* **Description of the task**:
Could you copy, word for word, the part of the text on PDF drawbacks that begins with "3. They’re slower" and ends after "wheel of gloom!"?

───── Reading text

2. User experience is poor
- PDFs look off-brand. The format rarely mimics the look and feel of an organisation’s web pages, leaving users feeling like they’re in a parallel universe. Even the most polished PDF can appear awkward on a web browser, seeming unintuitive and unrelated to the main web content.
- Navigation is limited. It can be downright frustrating to wrangle a significantly sized document, particularly on mobile devices. Unfortunately, users are notoriously unaware of keyboard shortcuts that afford basic navigation.
3. They’re slower to load
- Lengthy load times can be frustrating. A browser “crash and burn” is probably no longer a danger but PDFs can still be painfully slow to load both on desktop and mobile. While it’s not necessarily the wheel of doom, it’s certainly the wheel of gloom!
- PDFs can be a data drain. Users may be hit with extra charges if they’re in a position where they need to use data rather than WiFi to download hefty PDF files.
4. They promote quantity over quality
- Many PDF documents are way too long. Unlike web pages, which are designed for economy and have a natural scroll limit, the PDF format lends itself to waffle and overly lengthy content.
- PDFs often lack structure. Formatting that helps users efficiently skim and scan sections within long-form copy (a central feature of web pages) is often missing from PDF documents. This includes features like chunking, bullets, subheadings, anchor links and accordions.

──────────
───── Records shown

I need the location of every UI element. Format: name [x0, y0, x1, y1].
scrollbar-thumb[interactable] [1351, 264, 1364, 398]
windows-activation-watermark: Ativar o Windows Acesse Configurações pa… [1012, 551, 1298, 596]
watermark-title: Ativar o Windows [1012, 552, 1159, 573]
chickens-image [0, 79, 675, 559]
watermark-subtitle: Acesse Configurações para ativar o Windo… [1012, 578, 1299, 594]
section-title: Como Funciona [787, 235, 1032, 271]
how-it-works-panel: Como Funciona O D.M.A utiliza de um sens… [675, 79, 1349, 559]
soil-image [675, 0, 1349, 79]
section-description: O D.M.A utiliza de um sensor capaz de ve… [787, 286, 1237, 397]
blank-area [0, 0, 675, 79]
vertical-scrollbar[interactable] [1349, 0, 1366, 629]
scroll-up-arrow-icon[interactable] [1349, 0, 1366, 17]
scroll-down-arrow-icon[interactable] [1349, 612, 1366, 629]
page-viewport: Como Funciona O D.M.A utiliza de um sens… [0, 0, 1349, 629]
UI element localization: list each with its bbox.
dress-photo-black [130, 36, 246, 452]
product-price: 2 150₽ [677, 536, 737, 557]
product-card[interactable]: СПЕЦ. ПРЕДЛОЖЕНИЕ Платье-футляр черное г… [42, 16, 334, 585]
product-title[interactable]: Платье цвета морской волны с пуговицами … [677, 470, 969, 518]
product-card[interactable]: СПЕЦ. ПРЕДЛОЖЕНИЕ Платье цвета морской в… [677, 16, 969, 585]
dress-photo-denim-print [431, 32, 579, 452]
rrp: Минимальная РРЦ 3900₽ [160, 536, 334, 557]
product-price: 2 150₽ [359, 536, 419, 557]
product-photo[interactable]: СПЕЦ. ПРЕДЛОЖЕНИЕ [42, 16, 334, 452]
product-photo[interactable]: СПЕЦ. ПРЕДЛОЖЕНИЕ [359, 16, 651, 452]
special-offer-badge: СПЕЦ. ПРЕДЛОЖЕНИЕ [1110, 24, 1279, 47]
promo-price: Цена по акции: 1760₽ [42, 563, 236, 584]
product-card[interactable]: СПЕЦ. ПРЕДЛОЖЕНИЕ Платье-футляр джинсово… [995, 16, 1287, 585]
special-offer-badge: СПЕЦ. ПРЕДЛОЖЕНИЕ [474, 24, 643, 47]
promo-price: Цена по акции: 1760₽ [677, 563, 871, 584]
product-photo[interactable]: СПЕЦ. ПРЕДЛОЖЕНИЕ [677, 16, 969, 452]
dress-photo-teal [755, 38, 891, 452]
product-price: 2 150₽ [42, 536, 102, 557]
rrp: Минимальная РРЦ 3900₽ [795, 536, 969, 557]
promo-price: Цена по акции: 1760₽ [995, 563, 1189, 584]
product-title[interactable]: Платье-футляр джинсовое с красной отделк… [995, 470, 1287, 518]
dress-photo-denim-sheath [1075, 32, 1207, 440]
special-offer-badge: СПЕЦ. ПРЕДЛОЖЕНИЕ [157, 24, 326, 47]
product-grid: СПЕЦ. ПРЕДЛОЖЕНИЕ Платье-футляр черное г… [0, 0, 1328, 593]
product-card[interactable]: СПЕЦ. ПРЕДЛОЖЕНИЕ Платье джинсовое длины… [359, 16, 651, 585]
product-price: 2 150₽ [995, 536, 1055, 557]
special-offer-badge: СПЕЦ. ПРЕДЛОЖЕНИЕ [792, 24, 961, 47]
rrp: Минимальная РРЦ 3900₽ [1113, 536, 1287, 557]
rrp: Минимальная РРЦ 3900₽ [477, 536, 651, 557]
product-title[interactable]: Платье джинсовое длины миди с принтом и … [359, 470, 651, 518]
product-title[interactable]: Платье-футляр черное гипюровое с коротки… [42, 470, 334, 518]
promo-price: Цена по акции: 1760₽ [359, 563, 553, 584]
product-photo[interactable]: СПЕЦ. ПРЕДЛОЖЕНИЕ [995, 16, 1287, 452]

──────────

* **Written response**:
3. They’re slower to load
- Lengthy load times can be frustrating. A browser “crash and burn” is probably no longer a danger but PDFs can still be painfully slow to load both on desktop and mobile. While it’s not necessarily the wheel of doom, it’s certainly the wheel of gloom!